Written request: Find the number of lines below in which the word "realizzata" appears, and write that number only.

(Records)
[Begin]
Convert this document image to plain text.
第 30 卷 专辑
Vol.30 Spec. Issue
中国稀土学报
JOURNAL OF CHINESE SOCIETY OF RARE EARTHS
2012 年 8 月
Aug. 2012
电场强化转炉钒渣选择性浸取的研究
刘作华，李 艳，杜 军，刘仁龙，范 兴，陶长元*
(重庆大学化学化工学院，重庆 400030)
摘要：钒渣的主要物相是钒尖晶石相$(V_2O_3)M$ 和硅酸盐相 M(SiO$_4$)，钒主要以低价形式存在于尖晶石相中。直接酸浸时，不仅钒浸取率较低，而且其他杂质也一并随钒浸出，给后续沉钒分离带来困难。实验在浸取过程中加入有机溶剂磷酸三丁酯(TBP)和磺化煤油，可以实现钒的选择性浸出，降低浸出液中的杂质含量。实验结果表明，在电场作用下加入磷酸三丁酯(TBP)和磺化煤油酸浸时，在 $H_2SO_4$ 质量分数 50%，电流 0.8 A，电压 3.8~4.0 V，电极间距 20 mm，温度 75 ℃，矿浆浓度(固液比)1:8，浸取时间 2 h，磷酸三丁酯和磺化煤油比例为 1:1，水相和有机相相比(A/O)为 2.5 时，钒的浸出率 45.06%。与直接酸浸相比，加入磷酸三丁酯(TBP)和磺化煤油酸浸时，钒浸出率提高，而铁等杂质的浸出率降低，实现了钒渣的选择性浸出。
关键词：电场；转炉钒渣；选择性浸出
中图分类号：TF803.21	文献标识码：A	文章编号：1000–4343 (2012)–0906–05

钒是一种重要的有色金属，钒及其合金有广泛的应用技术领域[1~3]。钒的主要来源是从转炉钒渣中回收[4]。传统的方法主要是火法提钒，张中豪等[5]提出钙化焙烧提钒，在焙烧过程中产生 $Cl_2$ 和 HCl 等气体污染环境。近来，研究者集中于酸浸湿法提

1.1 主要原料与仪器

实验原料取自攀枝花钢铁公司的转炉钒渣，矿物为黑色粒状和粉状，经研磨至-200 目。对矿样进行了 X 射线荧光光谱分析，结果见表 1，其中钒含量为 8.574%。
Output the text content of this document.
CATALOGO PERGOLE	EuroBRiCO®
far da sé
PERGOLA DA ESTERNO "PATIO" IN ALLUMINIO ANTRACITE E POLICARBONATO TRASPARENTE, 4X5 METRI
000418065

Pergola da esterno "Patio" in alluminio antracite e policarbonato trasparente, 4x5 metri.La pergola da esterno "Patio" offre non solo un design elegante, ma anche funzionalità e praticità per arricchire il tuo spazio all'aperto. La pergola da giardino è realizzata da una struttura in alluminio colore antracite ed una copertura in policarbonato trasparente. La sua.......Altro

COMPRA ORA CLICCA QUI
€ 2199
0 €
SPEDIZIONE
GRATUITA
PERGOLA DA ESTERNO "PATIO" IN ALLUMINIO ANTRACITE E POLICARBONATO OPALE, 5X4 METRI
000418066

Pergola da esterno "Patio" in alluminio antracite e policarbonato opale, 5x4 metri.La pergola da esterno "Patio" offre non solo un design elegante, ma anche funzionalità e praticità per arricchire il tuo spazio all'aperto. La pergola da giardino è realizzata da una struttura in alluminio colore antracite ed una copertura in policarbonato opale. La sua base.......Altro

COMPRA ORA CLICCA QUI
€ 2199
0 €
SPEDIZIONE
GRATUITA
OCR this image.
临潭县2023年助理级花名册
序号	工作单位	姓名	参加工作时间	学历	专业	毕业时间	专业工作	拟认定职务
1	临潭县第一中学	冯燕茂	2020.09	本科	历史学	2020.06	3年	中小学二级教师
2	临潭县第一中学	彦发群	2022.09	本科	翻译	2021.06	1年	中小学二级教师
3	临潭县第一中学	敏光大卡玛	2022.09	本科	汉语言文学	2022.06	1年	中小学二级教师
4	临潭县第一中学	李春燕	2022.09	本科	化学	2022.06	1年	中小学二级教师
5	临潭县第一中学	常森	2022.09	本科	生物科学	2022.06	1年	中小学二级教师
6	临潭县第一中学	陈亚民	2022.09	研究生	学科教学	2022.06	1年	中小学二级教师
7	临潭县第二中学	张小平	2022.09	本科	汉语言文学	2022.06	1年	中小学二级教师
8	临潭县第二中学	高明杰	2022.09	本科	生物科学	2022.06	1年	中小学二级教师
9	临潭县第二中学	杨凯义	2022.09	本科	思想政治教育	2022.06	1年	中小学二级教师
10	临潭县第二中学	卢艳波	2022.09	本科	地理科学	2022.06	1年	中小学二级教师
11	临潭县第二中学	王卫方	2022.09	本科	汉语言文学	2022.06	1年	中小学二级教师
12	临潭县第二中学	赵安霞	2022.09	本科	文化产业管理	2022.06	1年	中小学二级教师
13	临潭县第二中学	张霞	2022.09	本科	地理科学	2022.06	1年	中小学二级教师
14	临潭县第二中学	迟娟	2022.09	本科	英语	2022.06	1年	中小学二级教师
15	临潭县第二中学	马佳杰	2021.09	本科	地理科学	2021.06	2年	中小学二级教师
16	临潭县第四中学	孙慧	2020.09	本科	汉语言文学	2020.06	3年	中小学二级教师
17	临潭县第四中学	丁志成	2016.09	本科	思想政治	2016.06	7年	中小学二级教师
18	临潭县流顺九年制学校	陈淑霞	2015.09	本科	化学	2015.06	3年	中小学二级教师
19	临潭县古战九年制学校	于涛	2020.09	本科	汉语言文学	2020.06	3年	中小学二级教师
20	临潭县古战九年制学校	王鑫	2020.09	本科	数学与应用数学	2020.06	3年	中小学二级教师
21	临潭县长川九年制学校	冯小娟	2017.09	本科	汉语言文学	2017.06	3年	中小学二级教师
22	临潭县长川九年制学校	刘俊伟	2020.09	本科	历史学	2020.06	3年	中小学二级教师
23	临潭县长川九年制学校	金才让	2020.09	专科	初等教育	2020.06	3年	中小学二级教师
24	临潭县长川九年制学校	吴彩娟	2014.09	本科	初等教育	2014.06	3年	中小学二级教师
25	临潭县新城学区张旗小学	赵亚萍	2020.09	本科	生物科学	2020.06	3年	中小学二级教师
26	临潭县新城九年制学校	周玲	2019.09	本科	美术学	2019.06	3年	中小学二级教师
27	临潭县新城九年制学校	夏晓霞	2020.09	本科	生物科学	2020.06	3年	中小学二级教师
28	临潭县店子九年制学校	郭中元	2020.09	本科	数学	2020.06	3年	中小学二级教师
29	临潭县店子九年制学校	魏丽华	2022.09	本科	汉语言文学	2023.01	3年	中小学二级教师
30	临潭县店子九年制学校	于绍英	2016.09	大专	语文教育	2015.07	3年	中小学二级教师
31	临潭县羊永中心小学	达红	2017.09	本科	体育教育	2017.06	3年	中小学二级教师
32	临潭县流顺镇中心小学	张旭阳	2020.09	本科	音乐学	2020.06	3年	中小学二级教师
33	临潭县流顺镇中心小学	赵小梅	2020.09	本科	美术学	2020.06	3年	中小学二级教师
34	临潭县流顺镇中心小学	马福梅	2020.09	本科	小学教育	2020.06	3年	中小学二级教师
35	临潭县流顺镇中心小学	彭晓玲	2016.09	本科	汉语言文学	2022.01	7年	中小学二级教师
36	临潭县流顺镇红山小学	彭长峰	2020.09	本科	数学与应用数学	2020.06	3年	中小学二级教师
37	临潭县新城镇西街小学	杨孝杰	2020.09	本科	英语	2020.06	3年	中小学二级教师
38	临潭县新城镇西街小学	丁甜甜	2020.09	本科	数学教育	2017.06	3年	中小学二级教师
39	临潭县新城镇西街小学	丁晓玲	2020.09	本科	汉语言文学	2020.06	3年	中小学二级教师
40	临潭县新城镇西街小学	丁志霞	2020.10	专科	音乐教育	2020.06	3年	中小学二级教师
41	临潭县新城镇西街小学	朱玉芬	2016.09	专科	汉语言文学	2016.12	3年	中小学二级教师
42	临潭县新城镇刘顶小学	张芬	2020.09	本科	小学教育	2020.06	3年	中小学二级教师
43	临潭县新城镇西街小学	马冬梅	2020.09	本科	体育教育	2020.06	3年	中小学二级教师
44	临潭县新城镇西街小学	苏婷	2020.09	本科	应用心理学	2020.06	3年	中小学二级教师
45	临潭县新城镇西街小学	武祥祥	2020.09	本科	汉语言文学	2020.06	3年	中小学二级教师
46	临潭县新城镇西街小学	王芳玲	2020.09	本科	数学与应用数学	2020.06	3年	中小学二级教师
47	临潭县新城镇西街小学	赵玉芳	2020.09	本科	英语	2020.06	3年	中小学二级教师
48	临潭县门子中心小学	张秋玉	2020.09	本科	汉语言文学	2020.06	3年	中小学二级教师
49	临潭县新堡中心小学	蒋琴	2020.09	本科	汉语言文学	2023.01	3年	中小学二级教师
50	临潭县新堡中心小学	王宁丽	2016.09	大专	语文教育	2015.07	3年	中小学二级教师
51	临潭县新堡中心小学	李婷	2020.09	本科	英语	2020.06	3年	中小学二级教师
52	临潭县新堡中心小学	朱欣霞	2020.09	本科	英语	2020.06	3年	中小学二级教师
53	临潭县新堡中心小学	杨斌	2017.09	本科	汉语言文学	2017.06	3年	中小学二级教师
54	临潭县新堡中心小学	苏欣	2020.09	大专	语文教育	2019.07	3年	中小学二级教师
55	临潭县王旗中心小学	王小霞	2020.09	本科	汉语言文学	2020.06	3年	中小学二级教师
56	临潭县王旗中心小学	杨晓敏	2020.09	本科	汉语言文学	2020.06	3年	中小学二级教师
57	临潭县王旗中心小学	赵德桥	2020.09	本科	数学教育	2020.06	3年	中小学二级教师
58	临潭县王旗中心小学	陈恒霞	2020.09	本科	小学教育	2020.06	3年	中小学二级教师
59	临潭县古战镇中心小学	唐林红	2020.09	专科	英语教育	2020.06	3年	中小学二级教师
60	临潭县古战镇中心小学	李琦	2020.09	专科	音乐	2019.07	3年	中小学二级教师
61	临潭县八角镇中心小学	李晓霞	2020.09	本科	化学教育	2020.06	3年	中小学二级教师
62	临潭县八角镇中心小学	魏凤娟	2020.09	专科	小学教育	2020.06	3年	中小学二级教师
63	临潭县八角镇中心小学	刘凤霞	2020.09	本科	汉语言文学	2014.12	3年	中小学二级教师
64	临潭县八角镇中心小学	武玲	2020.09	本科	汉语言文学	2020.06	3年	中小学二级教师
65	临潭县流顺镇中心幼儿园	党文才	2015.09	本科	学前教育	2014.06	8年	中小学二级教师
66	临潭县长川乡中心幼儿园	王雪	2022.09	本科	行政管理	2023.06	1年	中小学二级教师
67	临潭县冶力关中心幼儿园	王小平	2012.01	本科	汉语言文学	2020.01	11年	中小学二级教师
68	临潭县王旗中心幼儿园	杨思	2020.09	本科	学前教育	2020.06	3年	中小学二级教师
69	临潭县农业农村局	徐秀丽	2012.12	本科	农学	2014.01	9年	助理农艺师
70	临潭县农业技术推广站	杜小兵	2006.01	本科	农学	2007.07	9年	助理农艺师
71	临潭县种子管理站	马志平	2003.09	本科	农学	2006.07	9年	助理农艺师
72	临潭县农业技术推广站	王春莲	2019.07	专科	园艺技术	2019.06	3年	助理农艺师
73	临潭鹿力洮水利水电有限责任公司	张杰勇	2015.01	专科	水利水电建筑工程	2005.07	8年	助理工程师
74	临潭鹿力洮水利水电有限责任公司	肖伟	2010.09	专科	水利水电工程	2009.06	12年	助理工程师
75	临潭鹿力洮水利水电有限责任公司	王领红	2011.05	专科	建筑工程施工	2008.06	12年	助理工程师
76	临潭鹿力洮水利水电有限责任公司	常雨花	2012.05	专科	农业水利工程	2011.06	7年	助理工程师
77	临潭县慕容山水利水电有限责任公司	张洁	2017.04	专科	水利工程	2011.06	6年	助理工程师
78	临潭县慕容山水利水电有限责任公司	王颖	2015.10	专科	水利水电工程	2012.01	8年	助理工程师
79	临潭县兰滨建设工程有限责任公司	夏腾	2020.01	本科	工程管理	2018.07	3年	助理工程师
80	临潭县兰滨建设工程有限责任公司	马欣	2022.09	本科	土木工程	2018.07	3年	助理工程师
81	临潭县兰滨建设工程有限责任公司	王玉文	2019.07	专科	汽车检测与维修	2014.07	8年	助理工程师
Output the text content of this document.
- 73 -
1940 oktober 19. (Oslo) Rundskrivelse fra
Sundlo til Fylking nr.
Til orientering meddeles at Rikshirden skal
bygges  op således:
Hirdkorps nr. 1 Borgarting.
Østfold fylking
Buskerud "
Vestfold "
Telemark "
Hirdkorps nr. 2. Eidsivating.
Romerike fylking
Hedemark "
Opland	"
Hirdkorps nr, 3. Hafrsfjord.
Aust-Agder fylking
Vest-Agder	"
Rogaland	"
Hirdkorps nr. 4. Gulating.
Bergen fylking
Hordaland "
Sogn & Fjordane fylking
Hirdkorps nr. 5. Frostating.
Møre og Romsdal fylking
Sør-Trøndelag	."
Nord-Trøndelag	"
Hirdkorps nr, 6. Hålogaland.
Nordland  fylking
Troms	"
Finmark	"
[End]
Final result: 2